__DOCUMENT TEXT__:
I'm not talking about spooning mound after mound of tasty saccharine dough into your gaping maw. I'm in favor of a mere lick of the beaters (after they've stopped running, you guys), or a nibble of an errant dough-covered chocolate chip. I've been licking bowls since I was tall enough to reach the counter, and I'm still alive. My Oma, who is my baking sensei, would herself sneak little samples of vanillekipferl or spritzgebach dough, always pretending it was to "taste test" the flavors. She's still alive, too, and would probably smack you with a wooden spoon if you told her not to lick the beaters.
Eating a small spoon of cookie dough is one of the small joys of home baking. When I'm making cookies from scratch, I'm typically covered up to my neck in flour, slowly despairing at the realization that I'm going to have a small navy's worth of dishes to wash, and oh god are the sugar cookies burning right now? A small lick of the spoon is a soothing little treat, potential salmonella be damned. If I go down eating raw cookie dough, at least I'll have died doing what I love.
By Kevin Pang
I am fully cognizant of being in the minority, but it's a hill I will gladly die on: I've never understood the appeal of cookie dough.
Let's just look at what the product actually is: flour, raw eggs, softened butter, sugar, often times with chocolate chunks embedded. As separate acts, eating fistfuls of all-purpose flour or cracking eggs into our pieholes feels unseemly. But taken in concert, it's somehow an accepted Western cultural practice. I'm sure it tastes good, but I've never brought myself to the point of trying it in my 30-something years of existence. The idea of eating raw dough in this context makes me want to gag.
One would think if raw cookie dough was so beloved, other similarly sweet baked goods in its raw state would be consumed as well. But we don't eat pre-baked apple pies, pre-angel food cake, raw doughnut or muffin batters. We don't drink Bisquick. (And let's not forget the risk of salmonella! Harmful microbes!)
Just this weekend, a friend of mine told me about how his wife was baking cookies, with their toddler peering over the kitchen counter. She offered their son a tiny smidge of cookie dough, and it surprised my friend how his paternal instincts kicked in so strongly. "Why are you feeding our son raw eggs and flour?!" he caught himself squealing aloud.
Again, I accept that my friend and I are exceptions, not the rule. I understand people find cookie dough delicious. But raw oysters are also delicious, and I wouldn't be offering a half dozen to Little Skyler.

(Records from a dataset)
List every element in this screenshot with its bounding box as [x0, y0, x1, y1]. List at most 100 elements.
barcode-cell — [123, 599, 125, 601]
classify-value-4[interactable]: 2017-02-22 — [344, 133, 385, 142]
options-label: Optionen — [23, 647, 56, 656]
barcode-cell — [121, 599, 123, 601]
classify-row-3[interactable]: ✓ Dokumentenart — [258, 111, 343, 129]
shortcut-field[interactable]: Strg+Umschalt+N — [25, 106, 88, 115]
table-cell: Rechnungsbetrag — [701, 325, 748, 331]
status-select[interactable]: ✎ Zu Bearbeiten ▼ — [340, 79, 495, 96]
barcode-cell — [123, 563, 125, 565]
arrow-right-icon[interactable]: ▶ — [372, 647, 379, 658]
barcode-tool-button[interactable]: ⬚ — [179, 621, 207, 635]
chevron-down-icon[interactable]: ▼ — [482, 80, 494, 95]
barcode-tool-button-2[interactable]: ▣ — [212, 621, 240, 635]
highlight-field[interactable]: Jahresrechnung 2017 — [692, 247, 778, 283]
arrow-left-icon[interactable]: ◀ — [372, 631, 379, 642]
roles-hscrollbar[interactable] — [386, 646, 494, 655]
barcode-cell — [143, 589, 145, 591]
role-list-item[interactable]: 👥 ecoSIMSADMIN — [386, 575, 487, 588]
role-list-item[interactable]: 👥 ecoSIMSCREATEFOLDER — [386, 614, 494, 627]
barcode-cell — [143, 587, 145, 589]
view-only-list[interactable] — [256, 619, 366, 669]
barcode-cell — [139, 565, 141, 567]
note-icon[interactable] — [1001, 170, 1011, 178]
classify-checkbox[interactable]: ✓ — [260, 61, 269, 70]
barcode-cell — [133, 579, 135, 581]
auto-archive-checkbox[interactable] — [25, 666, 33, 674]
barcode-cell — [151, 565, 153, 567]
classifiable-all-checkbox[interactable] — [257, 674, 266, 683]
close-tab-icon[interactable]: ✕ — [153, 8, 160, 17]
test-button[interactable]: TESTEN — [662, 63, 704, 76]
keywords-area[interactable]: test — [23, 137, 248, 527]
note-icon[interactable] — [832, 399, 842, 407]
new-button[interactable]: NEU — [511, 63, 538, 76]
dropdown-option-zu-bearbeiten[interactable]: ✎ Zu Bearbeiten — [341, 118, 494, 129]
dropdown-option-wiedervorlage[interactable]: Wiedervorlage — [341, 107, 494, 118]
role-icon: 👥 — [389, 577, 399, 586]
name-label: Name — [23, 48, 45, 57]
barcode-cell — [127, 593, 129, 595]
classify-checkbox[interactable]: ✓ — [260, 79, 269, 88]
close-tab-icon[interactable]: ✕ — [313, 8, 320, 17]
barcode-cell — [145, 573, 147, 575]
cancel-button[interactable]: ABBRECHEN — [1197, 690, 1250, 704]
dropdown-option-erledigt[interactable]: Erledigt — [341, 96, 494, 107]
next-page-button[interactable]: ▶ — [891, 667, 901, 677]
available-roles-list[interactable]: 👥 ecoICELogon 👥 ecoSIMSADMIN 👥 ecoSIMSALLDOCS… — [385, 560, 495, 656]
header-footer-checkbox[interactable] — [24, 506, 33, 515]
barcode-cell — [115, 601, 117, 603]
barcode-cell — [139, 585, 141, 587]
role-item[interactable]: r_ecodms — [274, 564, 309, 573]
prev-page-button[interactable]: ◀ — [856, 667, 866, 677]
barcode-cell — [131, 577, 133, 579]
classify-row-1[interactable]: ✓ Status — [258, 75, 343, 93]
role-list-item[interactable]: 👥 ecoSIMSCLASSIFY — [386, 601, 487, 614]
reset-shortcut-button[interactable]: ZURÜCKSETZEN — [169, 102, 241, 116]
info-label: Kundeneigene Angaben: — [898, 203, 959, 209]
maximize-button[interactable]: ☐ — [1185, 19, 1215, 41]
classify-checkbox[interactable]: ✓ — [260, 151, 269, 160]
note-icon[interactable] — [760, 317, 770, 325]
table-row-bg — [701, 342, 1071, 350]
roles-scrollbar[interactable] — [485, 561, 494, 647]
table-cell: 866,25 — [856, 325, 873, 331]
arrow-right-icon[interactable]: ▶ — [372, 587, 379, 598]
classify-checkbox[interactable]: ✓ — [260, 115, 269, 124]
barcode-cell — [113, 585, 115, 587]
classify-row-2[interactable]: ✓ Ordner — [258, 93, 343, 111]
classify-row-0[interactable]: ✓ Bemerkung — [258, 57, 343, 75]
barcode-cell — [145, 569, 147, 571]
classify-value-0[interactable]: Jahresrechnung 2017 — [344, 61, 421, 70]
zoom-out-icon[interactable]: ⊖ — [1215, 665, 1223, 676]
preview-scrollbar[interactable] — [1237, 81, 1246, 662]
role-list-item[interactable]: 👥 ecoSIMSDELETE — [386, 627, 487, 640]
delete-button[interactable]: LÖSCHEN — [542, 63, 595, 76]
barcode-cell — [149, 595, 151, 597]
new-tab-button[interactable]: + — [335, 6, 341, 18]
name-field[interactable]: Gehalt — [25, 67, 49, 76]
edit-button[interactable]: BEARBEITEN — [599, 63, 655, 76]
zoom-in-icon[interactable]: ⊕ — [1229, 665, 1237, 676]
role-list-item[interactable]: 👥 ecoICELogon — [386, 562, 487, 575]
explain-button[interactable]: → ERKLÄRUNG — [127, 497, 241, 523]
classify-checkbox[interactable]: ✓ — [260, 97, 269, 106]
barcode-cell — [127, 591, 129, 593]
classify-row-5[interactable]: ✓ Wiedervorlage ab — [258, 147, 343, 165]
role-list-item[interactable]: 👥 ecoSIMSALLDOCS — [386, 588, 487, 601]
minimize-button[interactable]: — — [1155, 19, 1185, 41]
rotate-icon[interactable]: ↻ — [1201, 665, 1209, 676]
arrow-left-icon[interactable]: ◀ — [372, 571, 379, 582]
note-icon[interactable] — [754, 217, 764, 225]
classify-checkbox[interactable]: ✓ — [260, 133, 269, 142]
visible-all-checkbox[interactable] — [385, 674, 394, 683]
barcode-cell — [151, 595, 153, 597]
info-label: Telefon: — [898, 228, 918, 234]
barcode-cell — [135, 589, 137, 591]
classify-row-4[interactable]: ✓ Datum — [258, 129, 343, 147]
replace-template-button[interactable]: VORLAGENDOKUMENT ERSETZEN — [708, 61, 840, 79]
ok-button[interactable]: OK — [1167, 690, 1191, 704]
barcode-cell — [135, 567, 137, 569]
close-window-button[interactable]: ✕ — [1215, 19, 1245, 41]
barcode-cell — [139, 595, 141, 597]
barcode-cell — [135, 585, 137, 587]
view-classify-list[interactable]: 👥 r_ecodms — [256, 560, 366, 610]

__PROBLEM__:
Copy the passage of the cookie dough text starting at "Let's just look" and ending at "salmonella! Harmful microbes!)", changing "fistfuls" to "handfuls".

__TASK OUTPUT__:
Let's just look at what the product actually is: flour, raw eggs, softened butter, sugar, often times with chocolate chunks embedded. As separate acts, eating handfuls of all-purpose flour or cracking eggs into our pieholes feels unseemly. But taken in concert, it's somehow an accepted Western cultural practice. I'm sure it tastes good, but I've never brought myself to the point of trying it in my 30-something years of existence. The idea of eating raw dough in this context makes me want to gag.
One would think if raw cookie dough was so beloved, other similarly sweet baked goods in its raw state would be consumed as well. But we don't eat pre-baked apple pies, pre-angel food cake, raw doughnut or muffin batters. We don't drink Bisquick. (And let's not forget the risk of salmonella! Harmful microbes!)